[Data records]
------------------------

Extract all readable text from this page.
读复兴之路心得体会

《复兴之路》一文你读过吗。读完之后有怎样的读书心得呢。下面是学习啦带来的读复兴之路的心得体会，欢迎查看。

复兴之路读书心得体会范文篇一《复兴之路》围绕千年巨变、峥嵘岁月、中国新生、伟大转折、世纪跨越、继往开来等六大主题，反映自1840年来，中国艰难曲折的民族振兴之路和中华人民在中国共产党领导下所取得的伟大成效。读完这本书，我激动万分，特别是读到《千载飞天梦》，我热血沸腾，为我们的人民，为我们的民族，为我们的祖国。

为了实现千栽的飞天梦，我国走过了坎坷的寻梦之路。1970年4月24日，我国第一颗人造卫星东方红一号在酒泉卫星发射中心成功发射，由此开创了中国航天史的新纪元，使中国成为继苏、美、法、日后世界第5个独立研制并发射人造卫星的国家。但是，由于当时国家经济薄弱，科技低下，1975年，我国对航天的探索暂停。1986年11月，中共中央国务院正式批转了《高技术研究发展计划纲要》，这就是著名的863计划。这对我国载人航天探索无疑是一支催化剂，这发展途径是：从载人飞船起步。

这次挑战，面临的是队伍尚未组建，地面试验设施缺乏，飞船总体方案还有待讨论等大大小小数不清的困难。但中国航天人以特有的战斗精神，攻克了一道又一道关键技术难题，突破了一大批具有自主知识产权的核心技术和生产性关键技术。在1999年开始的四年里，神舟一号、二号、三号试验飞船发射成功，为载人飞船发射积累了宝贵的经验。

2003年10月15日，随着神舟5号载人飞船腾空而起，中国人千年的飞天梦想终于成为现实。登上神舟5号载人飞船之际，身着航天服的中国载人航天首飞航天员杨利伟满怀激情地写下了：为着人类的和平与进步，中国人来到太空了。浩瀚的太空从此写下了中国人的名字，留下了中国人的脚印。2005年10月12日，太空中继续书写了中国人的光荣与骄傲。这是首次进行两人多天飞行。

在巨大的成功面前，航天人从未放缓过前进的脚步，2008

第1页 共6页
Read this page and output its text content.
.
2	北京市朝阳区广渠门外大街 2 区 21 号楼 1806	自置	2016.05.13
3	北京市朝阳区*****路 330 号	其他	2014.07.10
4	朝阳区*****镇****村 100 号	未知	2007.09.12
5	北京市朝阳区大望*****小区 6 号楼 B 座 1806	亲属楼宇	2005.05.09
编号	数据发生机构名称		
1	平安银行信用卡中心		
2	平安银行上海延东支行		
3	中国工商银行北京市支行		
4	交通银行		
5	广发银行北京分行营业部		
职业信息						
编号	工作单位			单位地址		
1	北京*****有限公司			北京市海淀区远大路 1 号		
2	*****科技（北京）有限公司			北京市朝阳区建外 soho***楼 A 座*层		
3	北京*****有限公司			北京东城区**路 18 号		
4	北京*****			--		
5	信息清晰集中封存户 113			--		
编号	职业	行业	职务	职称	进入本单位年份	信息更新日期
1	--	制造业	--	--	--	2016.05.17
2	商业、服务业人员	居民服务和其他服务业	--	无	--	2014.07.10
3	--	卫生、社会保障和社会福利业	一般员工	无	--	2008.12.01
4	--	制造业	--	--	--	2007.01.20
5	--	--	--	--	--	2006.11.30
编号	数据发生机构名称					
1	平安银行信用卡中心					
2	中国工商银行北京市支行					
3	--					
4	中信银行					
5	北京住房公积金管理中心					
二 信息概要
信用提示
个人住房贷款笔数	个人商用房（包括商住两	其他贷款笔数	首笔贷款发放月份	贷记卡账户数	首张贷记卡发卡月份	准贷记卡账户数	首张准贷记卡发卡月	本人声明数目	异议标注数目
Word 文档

------------------------

Write out all the entries exactly.

Extract all readable text from this page.
读复兴之路心得体会

《复兴之路》一文你读过吗。读完之后有怎样的读书心得呢。下面是学习啦带来的读复兴之路的心得体会，欢迎查看。

复兴之路读书心得体会范文篇一《复兴之路》围绕千年巨变、峥嵘岁月、中国新生、伟大转折、世纪跨越、继往开来等六大主题，反映自1840年来，中国艰难曲折的民族振兴之路和中华人民在中国共产党领导下所取得的伟大成效。读完这本书，我激动万分，特别是读到《千载飞天梦》，我热血沸腾，为我们的人民，为我们的民族，为我们的祖国。

为了实现千栽的飞天梦，我国走过了坎坷的寻梦之路。1970年4月24日，我国第一颗人造卫星东方红一号在酒泉卫星发射中心成功发射，由此开创了中国航天史的新纪元，使中国成为继苏、美、法、日后世界第5个独立研制并发射人造卫星的国家。但是，由于当时国家经济薄弱，科技低下，1975年，我国对航天的探索暂停。1986年11月，中共中央国务院正式批转了《高技术研究发展计划纲要》，这就是著名的863计划。这对我国载人航天探索无疑是一支催化剂，这发展途径是：从载人飞船起步。

这次挑战，面临的是队伍尚未组建，地面试验设施缺乏，飞船总体方案还有待讨论等大大小小数不清的困难。但中国航天人以特有的战斗精神，攻克了一道又一道关键技术难题，突破了一大批具有自主知识产权的核心技术和生产性关键技术。在1999年开始的四年里，神舟一号、二号、三号试验飞船发射成功，为载人飞船发射积累了宝贵的经验。

2003年10月15日，随着神舟5号载人飞船腾空而起，中国人千年的飞天梦想终于成为现实。登上神舟5号载人飞船之际，身着航天服的中国载人航天首飞航天员杨利伟满怀激情地写下了：为着人类的和平与进步，中国人来到太空了。浩瀚的太空从此写下了中国人的名字，留下了中国人的脚印。2005年10月12日，太空中继续书写了中国人的光荣与骄傲。这是首次进行两人多天飞行。

在巨大的成功面前，航天人从未放缓过前进的脚步，2008

第1页 共6页
Read this page and output its text content.
.
2	北京市朝阳区广渠门外大街 2 区 21 号楼 1806	自置	2016.05.13
3	北京市朝阳区*****路 330 号	其他	2014.07.10
4	朝阳区*****镇****村 100 号	未知	2007.09.12
5	北京市朝阳区大望*****小区 6 号楼 B 座 1806	亲属楼宇	2005.05.09
编号	数据发生机构名称		
1	平安银行信用卡中心		
2	平安银行上海延东支行		
3	中国工商银行北京市支行		
4	交通银行		
5	广发银行北京分行营业部		
职业信息						
编号	工作单位			单位地址		
1	北京*****有限公司			北京市海淀区远大路 1 号		
2	*****科技（北京）有限公司			北京市朝阳区建外 soho***楼 A 座*层		
3	北京*****有限公司			北京东城区**路 18 号		
4	北京*****			--		
5	信息清晰集中封存户 113			--		
编号	职业	行业	职务	职称	进入本单位年份	信息更新日期
1	--	制造业	--	--	--	2016.05.17
2	商业、服务业人员	居民服务和其他服务业	--	无	--	2014.07.10
3	--	卫生、社会保障和社会福利业	一般员工	无	--	2008.12.01
4	--	制造业	--	--	--	2007.01.20
5	--	--	--	--	--	2006.11.30
编号	数据发生机构名称					
1	平安银行信用卡中心					
2	中国工商银行北京市支行					
3	--					
4	中信银行					
5	北京住房公积金管理中心					
二 信息概要
信用提示
个人住房贷款笔数	个人商用房（包括商住两	其他贷款笔数	首笔贷款发放月份	贷记卡账户数	首张贷记卡发卡月份	准贷记卡账户数	首张准贷记卡发卡月	本人声明数目	异议标注数目
Word 文档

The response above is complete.